→ TASK: Set down all of the entries word for word, omitting the images they contain.

→ Dataset listings of figures:

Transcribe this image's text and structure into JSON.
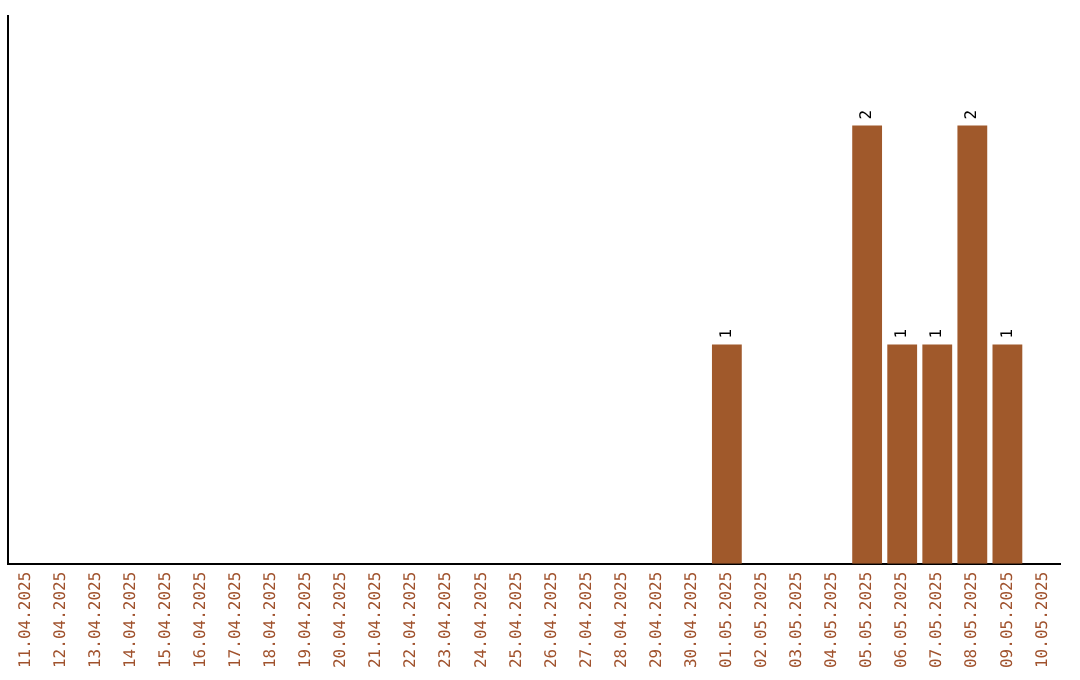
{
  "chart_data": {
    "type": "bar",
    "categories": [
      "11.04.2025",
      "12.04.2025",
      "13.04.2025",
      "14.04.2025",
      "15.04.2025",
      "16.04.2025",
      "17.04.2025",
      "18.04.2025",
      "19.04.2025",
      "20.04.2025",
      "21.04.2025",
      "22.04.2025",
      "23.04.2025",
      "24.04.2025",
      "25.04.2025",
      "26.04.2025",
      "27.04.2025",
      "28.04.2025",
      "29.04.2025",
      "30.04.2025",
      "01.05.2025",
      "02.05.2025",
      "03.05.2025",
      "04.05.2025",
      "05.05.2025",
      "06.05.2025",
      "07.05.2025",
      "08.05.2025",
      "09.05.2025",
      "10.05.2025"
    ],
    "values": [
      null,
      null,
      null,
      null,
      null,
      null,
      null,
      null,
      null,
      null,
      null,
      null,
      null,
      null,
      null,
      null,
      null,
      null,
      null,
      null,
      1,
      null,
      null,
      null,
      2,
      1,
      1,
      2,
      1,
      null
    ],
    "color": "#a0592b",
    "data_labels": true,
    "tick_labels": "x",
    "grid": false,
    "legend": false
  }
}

→ RIGHT ANSWER:
Transcribe this image's text and structure into JSON.
{
  "chart_data": {
    "type": "bar",
    "categories": [
      "11.04.2025",
      "12.04.2025",
      "13.04.2025",
      "14.04.2025",
      "15.04.2025",
      "16.04.2025",
      "17.04.2025",
      "18.04.2025",
      "19.04.2025",
      "20.04.2025",
      "21.04.2025",
      "22.04.2025",
      "23.04.2025",
      "24.04.2025",
      "25.04.2025",
      "26.04.2025",
      "27.04.2025",
      "28.04.2025",
      "29.04.2025",
      "30.04.2025",
      "01.05.2025",
      "02.05.2025",
      "03.05.2025",
      "04.05.2025",
      "05.05.2025",
      "06.05.2025",
      "07.05.2025",
      "08.05.2025",
      "09.05.2025",
      "10.05.2025"
    ],
    "values": [
      null,
      null,
      null,
      null,
      null,
      null,
      null,
      null,
      null,
      null,
      null,
      null,
      null,
      null,
      null,
      null,
      null,
      null,
      null,
      null,
      1,
      null,
      null,
      null,
      2,
      1,
      1,
      2,
      1,
      null
    ],
    "color": "#a0592b",
    "data_labels": true,
    "tick_labels": "x",
    "grid": false,
    "legend": false
  }
}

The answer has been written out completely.